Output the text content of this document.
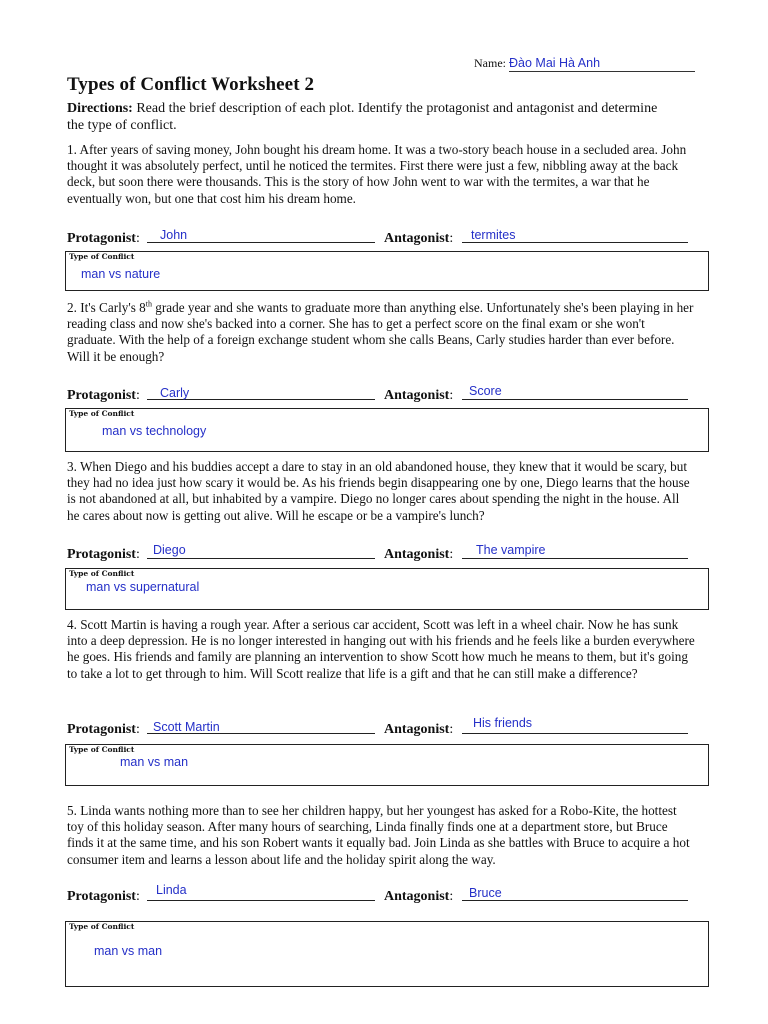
Name: Đào Mai Hà Anh
Types of Conflict Worksheet 2
Directions: Read the brief description of each plot. Identify the protagonist and antagonist and determine the type of conflict.
1. After years of saving money, John bought his dream home. It was a two-story beach house in a secluded area. John thought it was absolutely perfect, until he noticed the termites. First there were just a few, nibbling away at the back deck, but soon there were thousands. This is the story of how John went to war with the termites, a war that he eventually won, but one that cost him his dream home.
Protagonist: John	Antagonist: termites
Type of Conflict
man vs nature
2. It's Carly's 8th grade year and she wants to graduate more than anything else. Unfortunately she's been playing in her reading class and now she's backed into a corner. She has to get a perfect score on the final exam or she won't graduate. With the help of a foreign exchange student whom she calls Beans, Carly studies harder than ever before. Will it be enough?
Protagonist: Carly	Antagonist: Score
Type of Conflict
man vs technology
3. When Diego and his buddies accept a dare to stay in an old abandoned house, they knew that it would be scary, but they had no idea just how scary it would be. As his friends begin disappearing one by one, Diego learns that the house is not abandoned at all, but inhabited by a vampire. Diego no longer cares about spending the night in the house. All he cares about now is getting out alive. Will he escape or be a vampire's lunch?
Protagonist: Diego	Antagonist: The vampire
Type of Conflict
man vs supernatural
4. Scott Martin is having a rough year. After a serious car accident, Scott was left in a wheel chair. Now he has sunk into a deep depression. He is no longer interested in hanging out with his friends and he feels like a burden everywhere he goes. His friends and family are planning an intervention to show Scott how much he means to them, but it's going to take a lot to get through to him. Will Scott realize that life is a gift and that he can still make a difference?
Protagonist: Scott Martin	Antagonist: His friends
Type of Conflict
man vs man
5. Linda wants nothing more than to see her children happy, but her youngest has asked for a Robo-Kite, the hottest toy of this holiday season. After many hours of searching, Linda finally finds one at a department store, but Bruce finds it at the same time, and his son Robert wants it equally bad. Join Linda as she battles with Bruce to acquire a hot consumer item and learns a lesson about life and the holiday spirit along the way.
Protagonist: Linda	Antagonist: Bruce
Type of Conflict
man vs man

→ **Exercise**
Identify lines with the string "Diego". Copy each one.

→ **Exercise answer**
3. When Diego and his buddies accept a dare to stay in an old abandoned house, they knew that it would be scary, but they had no idea just how scary it would be. As his friends begin disappearing one by one, Diego learns that the house is not abandoned at all, but inhabited by a vampire. Diego no longer cares about spending the night in the house. All he cares about now is getting out alive. Will he escape or be a vampire's lunch?
Protagonist: Diego	Antagonist: The vampire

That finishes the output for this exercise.